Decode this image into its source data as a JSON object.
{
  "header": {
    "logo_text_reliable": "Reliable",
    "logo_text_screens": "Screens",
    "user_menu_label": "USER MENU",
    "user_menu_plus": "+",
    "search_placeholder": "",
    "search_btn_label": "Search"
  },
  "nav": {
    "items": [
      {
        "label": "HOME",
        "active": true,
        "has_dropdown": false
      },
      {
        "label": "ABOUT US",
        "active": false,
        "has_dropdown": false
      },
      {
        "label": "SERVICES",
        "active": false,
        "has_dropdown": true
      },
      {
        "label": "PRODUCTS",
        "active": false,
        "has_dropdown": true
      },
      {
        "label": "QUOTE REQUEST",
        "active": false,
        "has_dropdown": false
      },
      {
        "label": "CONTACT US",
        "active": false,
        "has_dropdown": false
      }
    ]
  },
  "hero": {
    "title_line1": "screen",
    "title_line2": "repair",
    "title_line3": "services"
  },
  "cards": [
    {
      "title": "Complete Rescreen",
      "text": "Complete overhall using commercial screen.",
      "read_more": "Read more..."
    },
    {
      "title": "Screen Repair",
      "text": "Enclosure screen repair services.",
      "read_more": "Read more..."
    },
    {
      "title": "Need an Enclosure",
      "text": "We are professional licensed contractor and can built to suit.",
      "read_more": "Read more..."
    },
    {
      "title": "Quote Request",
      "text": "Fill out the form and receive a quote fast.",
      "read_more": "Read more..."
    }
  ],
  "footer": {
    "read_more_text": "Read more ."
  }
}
┄┄┄┄┄┄
**WHAT IS ASKED**:
Would you restate each of the entries word for word?

**THE RESULT**:
Decode this image into its source data as a JSON object.
{
  "header": {
    "logo_text_reliable": "Reliable",
    "logo_text_screens": "Screens",
    "user_menu_label": "USER MENU",
    "user_menu_plus": "+",
    "search_placeholder": "",
    "search_btn_label": "Search"
  },
  "nav": {
    "items": [
      {
        "label": "HOME",
        "active": true,
        "has_dropdown": false
      },
      {
        "label": "ABOUT US",
        "active": false,
        "has_dropdown": false
      },
      {
        "label": "SERVICES",
        "active": false,
        "has_dropdown": true
      },
      {
        "label": "PRODUCTS",
        "active": false,
        "has_dropdown": true
      },
      {
        "label": "QUOTE REQUEST",
        "active": false,
        "has_dropdown": false
      },
      {
        "label": "CONTACT US",
        "active": false,
        "has_dropdown": false
      }
    ]
  },
  "hero": {
    "title_line1": "screen",
    "title_line2": "repair",
    "title_line3": "services"
  },
  "cards": [
    {
      "title": "Complete Rescreen",
      "text": "Complete overhall using commercial screen.",
      "read_more": "Read more..."
    },
    {
      "title": "Screen Repair",
      "text": "Enclosure screen repair services.",
      "read_more": "Read more..."
    },
    {
      "title": "Need an Enclosure",
      "text": "We are professional licensed contractor and can built to suit.",
      "read_more": "Read more..."
    },
    {
      "title": "Quote Request",
      "text": "Fill out the form and receive a quote fast.",
      "read_more": "Read more..."
    }
  ],
  "footer": {
    "read_more_text": "Read more ."
  }
}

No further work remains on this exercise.